* What is being asked *
Report how many lines below contain the word "организациям", and give only that number.

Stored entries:
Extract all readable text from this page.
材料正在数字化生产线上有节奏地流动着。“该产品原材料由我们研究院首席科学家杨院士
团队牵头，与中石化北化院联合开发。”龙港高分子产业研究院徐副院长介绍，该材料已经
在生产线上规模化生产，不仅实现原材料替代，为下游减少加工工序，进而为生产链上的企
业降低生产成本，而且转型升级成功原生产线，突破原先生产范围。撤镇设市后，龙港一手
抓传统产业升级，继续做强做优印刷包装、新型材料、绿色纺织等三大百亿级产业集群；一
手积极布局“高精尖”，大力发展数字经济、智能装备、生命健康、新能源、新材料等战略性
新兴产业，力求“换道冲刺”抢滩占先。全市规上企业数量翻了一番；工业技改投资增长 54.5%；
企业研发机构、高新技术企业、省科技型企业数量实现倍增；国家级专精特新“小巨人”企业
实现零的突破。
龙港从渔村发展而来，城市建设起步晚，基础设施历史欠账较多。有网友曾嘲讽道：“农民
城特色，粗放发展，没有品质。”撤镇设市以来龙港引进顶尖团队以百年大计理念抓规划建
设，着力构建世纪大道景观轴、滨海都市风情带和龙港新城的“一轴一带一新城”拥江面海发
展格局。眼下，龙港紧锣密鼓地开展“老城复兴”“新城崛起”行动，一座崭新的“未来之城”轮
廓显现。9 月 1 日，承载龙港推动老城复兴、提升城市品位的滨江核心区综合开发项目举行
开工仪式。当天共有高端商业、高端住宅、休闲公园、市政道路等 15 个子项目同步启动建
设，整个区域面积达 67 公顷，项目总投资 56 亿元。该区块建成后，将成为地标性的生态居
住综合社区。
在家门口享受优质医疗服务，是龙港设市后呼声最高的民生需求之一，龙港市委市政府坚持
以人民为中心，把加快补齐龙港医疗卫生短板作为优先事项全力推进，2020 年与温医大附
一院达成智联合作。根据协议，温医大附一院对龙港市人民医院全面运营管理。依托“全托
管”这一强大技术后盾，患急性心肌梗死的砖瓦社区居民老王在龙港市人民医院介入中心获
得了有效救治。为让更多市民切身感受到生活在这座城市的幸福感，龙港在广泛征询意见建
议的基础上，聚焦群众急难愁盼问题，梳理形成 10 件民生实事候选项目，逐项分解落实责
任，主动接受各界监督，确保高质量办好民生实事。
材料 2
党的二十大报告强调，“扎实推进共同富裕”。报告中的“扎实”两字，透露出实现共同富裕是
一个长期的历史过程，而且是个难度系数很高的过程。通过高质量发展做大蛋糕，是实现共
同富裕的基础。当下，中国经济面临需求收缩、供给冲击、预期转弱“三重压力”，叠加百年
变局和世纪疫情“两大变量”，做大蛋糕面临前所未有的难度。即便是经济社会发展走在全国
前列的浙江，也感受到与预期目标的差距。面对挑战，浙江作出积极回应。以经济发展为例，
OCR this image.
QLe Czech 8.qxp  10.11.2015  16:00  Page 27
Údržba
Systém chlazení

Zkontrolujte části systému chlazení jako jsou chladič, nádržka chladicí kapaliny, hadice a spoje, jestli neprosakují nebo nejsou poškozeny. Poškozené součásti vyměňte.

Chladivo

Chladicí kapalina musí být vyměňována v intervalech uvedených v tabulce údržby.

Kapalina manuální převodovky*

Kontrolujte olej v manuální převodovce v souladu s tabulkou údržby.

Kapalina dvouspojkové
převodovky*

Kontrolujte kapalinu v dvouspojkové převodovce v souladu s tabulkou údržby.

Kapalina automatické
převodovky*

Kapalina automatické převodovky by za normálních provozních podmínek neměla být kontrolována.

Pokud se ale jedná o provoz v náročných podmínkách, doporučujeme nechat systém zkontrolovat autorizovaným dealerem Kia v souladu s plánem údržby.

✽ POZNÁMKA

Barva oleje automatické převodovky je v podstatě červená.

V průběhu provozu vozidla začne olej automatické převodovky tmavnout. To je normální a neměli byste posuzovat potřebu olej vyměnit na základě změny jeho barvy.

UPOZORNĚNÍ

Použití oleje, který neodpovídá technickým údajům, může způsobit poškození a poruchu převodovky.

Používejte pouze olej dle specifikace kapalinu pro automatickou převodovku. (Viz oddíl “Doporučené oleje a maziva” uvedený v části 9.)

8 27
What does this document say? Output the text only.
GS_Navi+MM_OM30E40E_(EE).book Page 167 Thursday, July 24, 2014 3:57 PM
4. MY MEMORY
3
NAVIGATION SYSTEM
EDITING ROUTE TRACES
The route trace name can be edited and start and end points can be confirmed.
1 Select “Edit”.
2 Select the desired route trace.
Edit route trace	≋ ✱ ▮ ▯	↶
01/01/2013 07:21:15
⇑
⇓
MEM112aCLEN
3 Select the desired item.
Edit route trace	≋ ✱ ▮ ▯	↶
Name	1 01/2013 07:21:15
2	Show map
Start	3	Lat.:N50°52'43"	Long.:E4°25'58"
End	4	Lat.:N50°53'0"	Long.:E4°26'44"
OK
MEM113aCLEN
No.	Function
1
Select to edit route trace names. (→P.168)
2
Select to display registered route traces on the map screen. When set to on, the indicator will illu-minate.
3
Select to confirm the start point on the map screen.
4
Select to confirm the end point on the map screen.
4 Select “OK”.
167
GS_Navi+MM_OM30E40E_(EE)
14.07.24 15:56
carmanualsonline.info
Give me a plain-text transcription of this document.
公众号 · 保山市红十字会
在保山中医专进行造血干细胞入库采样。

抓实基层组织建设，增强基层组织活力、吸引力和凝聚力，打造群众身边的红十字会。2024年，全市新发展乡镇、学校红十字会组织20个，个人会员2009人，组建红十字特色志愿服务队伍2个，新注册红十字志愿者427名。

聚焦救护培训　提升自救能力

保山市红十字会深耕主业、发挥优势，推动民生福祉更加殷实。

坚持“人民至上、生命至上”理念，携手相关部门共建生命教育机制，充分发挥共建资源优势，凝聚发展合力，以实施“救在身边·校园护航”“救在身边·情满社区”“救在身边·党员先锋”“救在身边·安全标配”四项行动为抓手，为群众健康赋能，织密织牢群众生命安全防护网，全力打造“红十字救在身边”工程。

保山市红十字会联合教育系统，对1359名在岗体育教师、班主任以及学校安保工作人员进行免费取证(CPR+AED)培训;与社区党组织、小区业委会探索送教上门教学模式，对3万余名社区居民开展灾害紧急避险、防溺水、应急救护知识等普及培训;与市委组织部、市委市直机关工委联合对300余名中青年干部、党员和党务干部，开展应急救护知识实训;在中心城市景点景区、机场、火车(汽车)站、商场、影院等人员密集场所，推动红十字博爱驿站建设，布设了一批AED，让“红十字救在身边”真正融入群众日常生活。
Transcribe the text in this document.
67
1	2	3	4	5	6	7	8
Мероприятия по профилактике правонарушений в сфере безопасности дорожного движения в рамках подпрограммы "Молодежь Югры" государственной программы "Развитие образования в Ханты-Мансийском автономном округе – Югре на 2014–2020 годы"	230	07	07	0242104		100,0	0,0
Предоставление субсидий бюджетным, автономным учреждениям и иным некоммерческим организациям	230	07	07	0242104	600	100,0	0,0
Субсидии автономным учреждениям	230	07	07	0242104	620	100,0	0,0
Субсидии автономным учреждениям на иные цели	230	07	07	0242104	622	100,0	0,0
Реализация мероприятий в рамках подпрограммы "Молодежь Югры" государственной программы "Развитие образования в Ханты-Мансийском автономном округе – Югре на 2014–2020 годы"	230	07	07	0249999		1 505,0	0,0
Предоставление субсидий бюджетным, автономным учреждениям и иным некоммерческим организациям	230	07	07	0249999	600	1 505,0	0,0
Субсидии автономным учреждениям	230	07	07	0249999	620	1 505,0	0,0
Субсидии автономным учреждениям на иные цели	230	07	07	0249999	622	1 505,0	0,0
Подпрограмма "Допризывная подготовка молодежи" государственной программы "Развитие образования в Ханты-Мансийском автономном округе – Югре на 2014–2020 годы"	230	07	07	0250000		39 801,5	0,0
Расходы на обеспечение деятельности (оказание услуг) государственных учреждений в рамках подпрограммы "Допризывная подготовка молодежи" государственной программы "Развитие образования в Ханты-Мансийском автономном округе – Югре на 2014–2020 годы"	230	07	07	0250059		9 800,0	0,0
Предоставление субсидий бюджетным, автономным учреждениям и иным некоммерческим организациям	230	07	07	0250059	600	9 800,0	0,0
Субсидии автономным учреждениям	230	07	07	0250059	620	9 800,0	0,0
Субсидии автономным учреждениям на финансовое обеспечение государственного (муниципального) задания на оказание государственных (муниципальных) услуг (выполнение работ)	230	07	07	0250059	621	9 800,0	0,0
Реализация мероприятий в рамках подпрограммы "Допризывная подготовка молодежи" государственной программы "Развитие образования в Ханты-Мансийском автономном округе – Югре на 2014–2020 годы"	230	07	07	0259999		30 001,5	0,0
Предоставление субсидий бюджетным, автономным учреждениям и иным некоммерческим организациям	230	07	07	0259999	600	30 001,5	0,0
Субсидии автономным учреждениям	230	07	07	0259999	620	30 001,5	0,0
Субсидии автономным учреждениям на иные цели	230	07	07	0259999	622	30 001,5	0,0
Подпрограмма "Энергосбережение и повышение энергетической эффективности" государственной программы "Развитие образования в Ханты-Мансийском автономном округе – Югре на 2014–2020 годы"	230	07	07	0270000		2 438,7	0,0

* Output of the exercise *
4